↓

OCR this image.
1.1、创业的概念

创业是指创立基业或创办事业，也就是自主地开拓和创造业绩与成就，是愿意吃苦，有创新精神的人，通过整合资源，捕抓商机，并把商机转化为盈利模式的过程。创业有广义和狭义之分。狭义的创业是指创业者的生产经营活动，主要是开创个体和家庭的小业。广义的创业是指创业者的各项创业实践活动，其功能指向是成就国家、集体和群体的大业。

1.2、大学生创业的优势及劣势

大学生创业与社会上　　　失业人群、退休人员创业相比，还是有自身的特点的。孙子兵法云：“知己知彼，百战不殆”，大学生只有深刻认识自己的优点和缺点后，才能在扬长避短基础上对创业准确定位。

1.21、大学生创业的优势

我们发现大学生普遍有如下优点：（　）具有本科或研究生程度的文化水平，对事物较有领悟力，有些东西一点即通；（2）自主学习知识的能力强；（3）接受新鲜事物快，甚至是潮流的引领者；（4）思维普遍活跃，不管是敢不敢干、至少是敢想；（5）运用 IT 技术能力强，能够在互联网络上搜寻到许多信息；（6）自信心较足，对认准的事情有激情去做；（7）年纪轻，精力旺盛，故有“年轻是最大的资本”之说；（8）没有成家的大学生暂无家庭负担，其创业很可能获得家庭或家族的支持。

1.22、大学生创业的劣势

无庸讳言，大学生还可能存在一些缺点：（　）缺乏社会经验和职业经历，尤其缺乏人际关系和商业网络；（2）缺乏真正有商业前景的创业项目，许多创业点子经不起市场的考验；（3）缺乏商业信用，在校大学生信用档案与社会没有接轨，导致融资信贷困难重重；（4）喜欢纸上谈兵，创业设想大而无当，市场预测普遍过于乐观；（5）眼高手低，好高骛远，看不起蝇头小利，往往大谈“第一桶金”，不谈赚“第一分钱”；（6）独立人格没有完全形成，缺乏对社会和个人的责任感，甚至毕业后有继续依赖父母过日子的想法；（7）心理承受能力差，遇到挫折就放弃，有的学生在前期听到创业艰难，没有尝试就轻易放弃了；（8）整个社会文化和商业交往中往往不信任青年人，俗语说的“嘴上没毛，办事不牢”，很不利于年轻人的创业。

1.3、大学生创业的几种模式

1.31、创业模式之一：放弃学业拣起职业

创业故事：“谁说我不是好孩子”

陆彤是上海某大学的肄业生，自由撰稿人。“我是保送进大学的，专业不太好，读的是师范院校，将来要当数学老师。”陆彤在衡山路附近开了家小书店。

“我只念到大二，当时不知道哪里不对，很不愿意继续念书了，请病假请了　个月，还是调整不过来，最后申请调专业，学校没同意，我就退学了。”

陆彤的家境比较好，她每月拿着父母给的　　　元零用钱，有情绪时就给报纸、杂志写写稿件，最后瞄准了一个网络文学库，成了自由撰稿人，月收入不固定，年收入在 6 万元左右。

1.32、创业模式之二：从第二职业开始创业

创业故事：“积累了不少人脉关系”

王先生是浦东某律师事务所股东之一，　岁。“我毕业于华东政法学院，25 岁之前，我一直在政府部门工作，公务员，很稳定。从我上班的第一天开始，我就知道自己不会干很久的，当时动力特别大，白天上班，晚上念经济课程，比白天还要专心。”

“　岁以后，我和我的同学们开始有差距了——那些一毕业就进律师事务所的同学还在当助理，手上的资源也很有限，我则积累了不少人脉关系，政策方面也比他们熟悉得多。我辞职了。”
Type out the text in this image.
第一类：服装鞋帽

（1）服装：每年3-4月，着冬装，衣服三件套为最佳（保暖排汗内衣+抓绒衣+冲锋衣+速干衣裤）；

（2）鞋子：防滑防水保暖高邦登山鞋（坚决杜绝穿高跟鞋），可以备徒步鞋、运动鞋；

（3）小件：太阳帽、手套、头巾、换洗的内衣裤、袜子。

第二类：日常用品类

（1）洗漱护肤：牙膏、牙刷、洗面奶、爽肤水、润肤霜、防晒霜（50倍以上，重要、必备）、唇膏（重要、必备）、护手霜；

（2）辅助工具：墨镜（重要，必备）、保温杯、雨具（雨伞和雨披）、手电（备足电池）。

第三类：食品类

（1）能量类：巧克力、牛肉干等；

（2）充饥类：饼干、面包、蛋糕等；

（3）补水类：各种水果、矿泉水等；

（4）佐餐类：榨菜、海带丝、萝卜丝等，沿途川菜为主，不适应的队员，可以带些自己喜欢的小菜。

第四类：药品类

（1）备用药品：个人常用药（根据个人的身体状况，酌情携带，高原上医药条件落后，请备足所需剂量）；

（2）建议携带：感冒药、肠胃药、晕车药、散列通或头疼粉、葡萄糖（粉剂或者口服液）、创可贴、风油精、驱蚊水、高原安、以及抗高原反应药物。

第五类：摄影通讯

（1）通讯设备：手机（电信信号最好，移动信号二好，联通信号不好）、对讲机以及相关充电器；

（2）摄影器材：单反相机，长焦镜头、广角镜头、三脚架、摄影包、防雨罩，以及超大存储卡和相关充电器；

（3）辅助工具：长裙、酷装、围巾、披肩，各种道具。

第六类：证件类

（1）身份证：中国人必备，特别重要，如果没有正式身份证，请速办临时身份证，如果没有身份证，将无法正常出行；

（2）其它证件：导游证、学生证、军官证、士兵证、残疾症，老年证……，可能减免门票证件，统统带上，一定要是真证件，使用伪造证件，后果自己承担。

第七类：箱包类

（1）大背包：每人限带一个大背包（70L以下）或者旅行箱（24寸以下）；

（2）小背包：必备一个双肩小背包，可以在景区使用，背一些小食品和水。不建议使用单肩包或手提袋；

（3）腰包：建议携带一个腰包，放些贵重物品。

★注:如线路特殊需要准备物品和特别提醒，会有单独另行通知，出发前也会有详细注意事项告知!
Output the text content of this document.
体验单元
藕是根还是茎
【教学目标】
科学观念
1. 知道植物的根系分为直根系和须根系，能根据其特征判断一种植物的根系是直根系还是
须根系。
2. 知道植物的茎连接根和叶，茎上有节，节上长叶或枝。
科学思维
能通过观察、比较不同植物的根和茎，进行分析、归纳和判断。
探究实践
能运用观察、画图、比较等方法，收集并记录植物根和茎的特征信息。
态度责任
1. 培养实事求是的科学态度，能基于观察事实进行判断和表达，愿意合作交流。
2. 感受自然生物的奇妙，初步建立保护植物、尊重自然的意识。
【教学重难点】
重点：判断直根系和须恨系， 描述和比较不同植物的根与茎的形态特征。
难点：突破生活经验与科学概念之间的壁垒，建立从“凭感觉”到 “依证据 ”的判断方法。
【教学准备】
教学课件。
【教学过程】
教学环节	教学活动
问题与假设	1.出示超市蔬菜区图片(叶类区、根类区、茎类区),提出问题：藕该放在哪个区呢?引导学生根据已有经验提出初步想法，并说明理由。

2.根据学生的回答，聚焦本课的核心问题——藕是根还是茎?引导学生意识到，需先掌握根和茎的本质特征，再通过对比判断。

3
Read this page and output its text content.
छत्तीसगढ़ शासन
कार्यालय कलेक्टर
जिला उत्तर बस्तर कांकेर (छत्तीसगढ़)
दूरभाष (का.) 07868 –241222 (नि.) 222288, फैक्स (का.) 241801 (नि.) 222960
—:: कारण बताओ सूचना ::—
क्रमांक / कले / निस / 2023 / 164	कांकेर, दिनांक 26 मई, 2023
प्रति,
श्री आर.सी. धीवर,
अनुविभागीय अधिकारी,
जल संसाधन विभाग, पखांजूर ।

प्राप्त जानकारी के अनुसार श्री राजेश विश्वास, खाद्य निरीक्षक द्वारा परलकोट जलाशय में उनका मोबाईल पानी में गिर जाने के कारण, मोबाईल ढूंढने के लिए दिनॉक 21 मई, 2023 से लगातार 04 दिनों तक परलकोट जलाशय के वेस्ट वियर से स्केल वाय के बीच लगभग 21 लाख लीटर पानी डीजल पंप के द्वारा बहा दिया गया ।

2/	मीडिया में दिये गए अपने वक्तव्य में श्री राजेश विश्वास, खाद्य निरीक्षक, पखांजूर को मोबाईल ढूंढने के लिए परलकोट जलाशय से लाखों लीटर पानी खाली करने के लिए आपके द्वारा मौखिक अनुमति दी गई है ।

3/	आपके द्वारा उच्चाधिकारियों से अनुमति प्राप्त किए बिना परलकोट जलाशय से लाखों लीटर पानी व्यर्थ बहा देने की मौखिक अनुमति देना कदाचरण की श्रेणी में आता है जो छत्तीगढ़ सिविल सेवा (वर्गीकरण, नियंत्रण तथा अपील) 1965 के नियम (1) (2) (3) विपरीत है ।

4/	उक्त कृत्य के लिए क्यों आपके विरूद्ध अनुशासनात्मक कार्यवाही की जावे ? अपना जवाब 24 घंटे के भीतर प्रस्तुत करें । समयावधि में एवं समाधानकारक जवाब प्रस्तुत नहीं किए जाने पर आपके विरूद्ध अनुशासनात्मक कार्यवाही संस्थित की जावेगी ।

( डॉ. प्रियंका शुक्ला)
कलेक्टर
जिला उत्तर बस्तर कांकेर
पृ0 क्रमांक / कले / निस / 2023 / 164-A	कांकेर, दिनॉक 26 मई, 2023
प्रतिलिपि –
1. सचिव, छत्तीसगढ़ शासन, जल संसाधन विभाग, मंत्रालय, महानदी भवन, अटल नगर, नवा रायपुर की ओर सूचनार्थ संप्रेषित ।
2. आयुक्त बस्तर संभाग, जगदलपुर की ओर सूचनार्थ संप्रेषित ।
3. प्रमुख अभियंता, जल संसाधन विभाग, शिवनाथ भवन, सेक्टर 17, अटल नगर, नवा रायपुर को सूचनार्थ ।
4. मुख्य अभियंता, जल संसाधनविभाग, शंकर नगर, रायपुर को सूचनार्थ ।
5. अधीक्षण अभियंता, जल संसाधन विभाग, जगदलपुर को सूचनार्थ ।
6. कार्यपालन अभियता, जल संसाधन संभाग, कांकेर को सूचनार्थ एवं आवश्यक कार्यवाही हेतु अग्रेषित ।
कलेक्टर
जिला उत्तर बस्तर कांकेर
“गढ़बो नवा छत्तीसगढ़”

↑

Looking at the entries above, how many lines contain the word "image"? Answer with the number alone.

*Written reply:* 2